WHAT THE TASK ASKS:
Write the listing below out again exactly, dropping the images.

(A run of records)

------------------------------------------------------------------------

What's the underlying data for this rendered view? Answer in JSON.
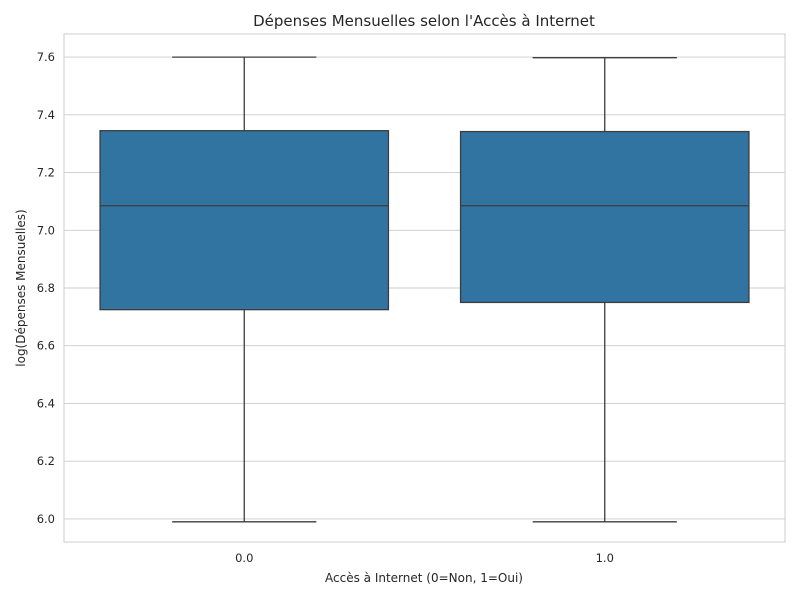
{
  "chart_data": {
    "type": "box",
    "title": "Dépenses Mensuelles selon l'Accès à Internet",
    "xlabel": "Accès à Internet (0=Non, 1=Oui)",
    "ylabel": "log(Dépenses Mensuelles)",
    "ylim": [
      5.92,
      7.68
    ],
    "yticks": [
      "6.0",
      "6.2",
      "6.4",
      "6.6",
      "6.8",
      "7.0",
      "7.2",
      "7.4",
      "7.6"
    ],
    "categories": [
      "0.0",
      "1.0"
    ],
    "boxes": [
      {
        "category": "0.0",
        "min": 5.99,
        "q1": 6.725,
        "median": 7.085,
        "q3": 7.345,
        "max": 7.6
      },
      {
        "category": "1.0",
        "min": 5.99,
        "q1": 6.75,
        "median": 7.085,
        "q3": 7.342,
        "max": 7.598
      }
    ],
    "box_color": "#3274a1",
    "grid": true,
    "legend": "none"
  }
}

------------------------------------------------------------------------

TASK RESPONSE:
What's the underlying data for this rendered view? Answer in JSON.
{
  "chart_data": {
    "type": "box",
    "title": "Dépenses Mensuelles selon l'Accès à Internet",
    "xlabel": "Accès à Internet (0=Non, 1=Oui)",
    "ylabel": "log(Dépenses Mensuelles)",
    "ylim": [
      5.92,
      7.68
    ],
    "yticks": [
      "6.0",
      "6.2",
      "6.4",
      "6.6",
      "6.8",
      "7.0",
      "7.2",
      "7.4",
      "7.6"
    ],
    "categories": [
      "0.0",
      "1.0"
    ],
    "boxes": [
      {
        "category": "0.0",
        "min": 5.99,
        "q1": 6.725,
        "median": 7.085,
        "q3": 7.345,
        "max": 7.6
      },
      {
        "category": "1.0",
        "min": 5.99,
        "q1": 6.75,
        "median": 7.085,
        "q3": 7.342,
        "max": 7.598
      }
    ],
    "box_color": "#3274a1",
    "grid": true,
    "legend": "none"
  }
}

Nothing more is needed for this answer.